Copy the listing below word for word, leaving out the pictures.
* start *
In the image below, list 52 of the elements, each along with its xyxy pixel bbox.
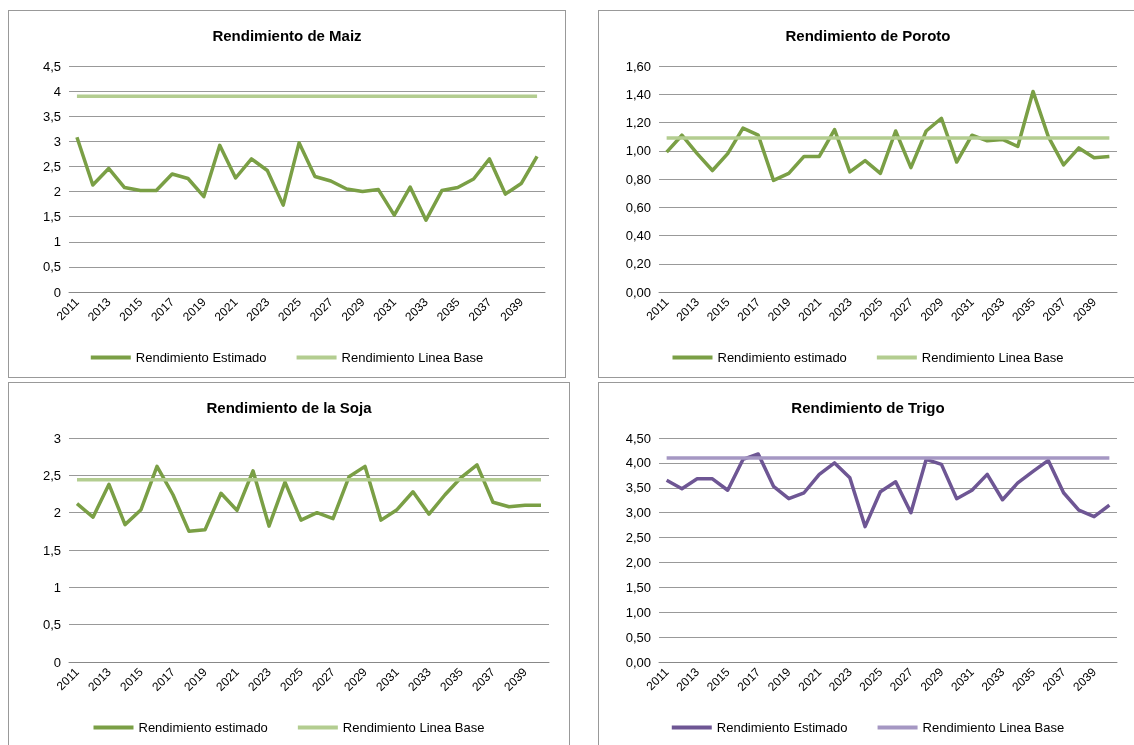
y-tick-label: 0,00 xyxy=(625,654,651,670)
y-tick-label: 0,50 xyxy=(625,629,651,645)
chart-title: Rendimiento de Trigo xyxy=(791,399,945,416)
line-series xyxy=(75,463,543,534)
y-tick-label: 0 xyxy=(53,654,61,670)
y-tick-label: 4,5 xyxy=(42,58,61,74)
y-tick-label: 1,00 xyxy=(625,604,651,620)
line-series xyxy=(75,135,539,222)
y-tick-label: 2 xyxy=(53,184,61,200)
y-tick-label: 0,20 xyxy=(625,256,651,272)
y-tick-label: 0,60 xyxy=(625,199,651,215)
chart-title: Rendimiento de la Soja xyxy=(206,399,373,416)
line-series xyxy=(664,89,1112,183)
legend-label: Rendimiento estimado xyxy=(717,350,847,365)
y-tick-label: 2 xyxy=(53,505,61,521)
legend-label: Rendimiento Linea Base xyxy=(341,350,484,365)
y-tick-label: 2,50 xyxy=(625,530,651,546)
chart-title: Rendimiento de Maiz xyxy=(212,27,362,44)
chart-title: Rendimiento de Poroto xyxy=(785,27,951,44)
y-tick-label: 3,5 xyxy=(42,108,61,124)
legend-label: Rendimiento Linea Base xyxy=(342,720,485,735)
y-tick-label: 0,40 xyxy=(625,228,651,243)
y-tick-label: 1,5 xyxy=(42,542,61,558)
legend-label: Rendimiento Estimado xyxy=(135,350,267,365)
legend-label: Rendimiento Estimado xyxy=(716,720,848,735)
y-tick-label: 3 xyxy=(53,430,61,446)
y-tick-label: 1,20 xyxy=(625,115,651,130)
y-tick-label: 0,5 xyxy=(42,617,61,633)
y-tick-label: 2,00 xyxy=(625,554,651,570)
y-tick-label: 1,50 xyxy=(625,579,651,595)
y-tick-label: 4,00 xyxy=(625,455,651,471)
y-tick-label: 0 xyxy=(53,284,61,300)
y-tick-label: 4,50 xyxy=(625,430,651,446)
y-tick-label: 3,50 xyxy=(625,480,651,496)
y-tick-label: 1 xyxy=(53,579,61,595)
y-tick-label: 0,00 xyxy=(625,284,651,300)
line-series xyxy=(664,452,1112,529)
y-tick-label: 3,00 xyxy=(625,505,651,521)
y-tick-label: 2,5 xyxy=(42,467,61,483)
legend-label: Rendimiento Linea Base xyxy=(921,350,1064,365)
legend-label: Rendimiento Linea Base xyxy=(922,720,1065,735)
y-tick-label: 1 xyxy=(53,234,61,250)
y-tick-label: 2,5 xyxy=(42,158,61,174)
y-tick-label: 3 xyxy=(53,133,61,149)
y-tick-label: 0,80 xyxy=(625,171,651,187)
y-tick-label: 1,00 xyxy=(625,143,651,159)
y-tick-label: 0,5 xyxy=(42,259,61,275)
y-tick-label: 4 xyxy=(53,83,61,99)
y-tick-label: 1,5 xyxy=(42,209,61,225)
legend-label: Rendimiento estimado xyxy=(138,720,268,735)
y-tick-label: 1,60 xyxy=(625,58,651,74)
y-tick-label: 1,40 xyxy=(625,86,651,102)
* end *
Solution.
In the image below, list 52 of the elements, each along with its xyxy pixel bbox.
y-tick-label: 0,00 xyxy=(625,654,651,670)
y-tick-label: 0,50 xyxy=(625,629,651,645)
chart-title: Rendimiento de Trigo xyxy=(791,399,945,416)
line-series xyxy=(75,463,543,534)
y-tick-label: 0 xyxy=(53,654,61,670)
y-tick-label: 4,5 xyxy=(42,58,61,74)
y-tick-label: 1,00 xyxy=(625,604,651,620)
line-series xyxy=(75,135,539,222)
y-tick-label: 2 xyxy=(53,184,61,200)
y-tick-label: 0,20 xyxy=(625,256,651,272)
y-tick-label: 0,60 xyxy=(625,199,651,215)
chart-title: Rendimiento de la Soja xyxy=(206,399,373,416)
line-series xyxy=(664,89,1112,183)
legend-label: Rendimiento estimado xyxy=(717,350,847,365)
y-tick-label: 2 xyxy=(53,505,61,521)
legend-label: Rendimiento Linea Base xyxy=(341,350,484,365)
y-tick-label: 2,50 xyxy=(625,530,651,546)
chart-title: Rendimiento de Maiz xyxy=(212,27,362,44)
chart-title: Rendimiento de Poroto xyxy=(785,27,951,44)
y-tick-label: 3,5 xyxy=(42,108,61,124)
legend-label: Rendimiento Linea Base xyxy=(342,720,485,735)
y-tick-label: 0,40 xyxy=(625,228,651,243)
y-tick-label: 1,5 xyxy=(42,542,61,558)
legend-label: Rendimiento Estimado xyxy=(135,350,267,365)
legend-label: Rendimiento Estimado xyxy=(716,720,848,735)
y-tick-label: 3 xyxy=(53,430,61,446)
y-tick-label: 1,20 xyxy=(625,115,651,130)
y-tick-label: 0,5 xyxy=(42,617,61,633)
y-tick-label: 2,00 xyxy=(625,554,651,570)
y-tick-label: 1,50 xyxy=(625,579,651,595)
y-tick-label: 4,00 xyxy=(625,455,651,471)
y-tick-label: 0 xyxy=(53,284,61,300)
y-tick-label: 4,50 xyxy=(625,430,651,446)
y-tick-label: 3,50 xyxy=(625,480,651,496)
y-tick-label: 1 xyxy=(53,579,61,595)
y-tick-label: 0,00 xyxy=(625,284,651,300)
line-series xyxy=(664,452,1112,529)
y-tick-label: 3,00 xyxy=(625,505,651,521)
y-tick-label: 2,5 xyxy=(42,467,61,483)
legend-label: Rendimiento Linea Base xyxy=(921,350,1064,365)
legend-label: Rendimiento Linea Base xyxy=(922,720,1065,735)
y-tick-label: 1 xyxy=(53,234,61,250)
y-tick-label: 2,5 xyxy=(42,158,61,174)
y-tick-label: 3 xyxy=(53,133,61,149)
y-tick-label: 0,80 xyxy=(625,171,651,187)
y-tick-label: 1,00 xyxy=(625,143,651,159)
y-tick-label: 0,5 xyxy=(42,259,61,275)
y-tick-label: 4 xyxy=(53,83,61,99)
y-tick-label: 1,5 xyxy=(42,209,61,225)
legend-label: Rendimiento estimado xyxy=(138,720,268,735)
y-tick-label: 1,60 xyxy=(625,58,651,74)
y-tick-label: 1,40 xyxy=(625,86,651,102)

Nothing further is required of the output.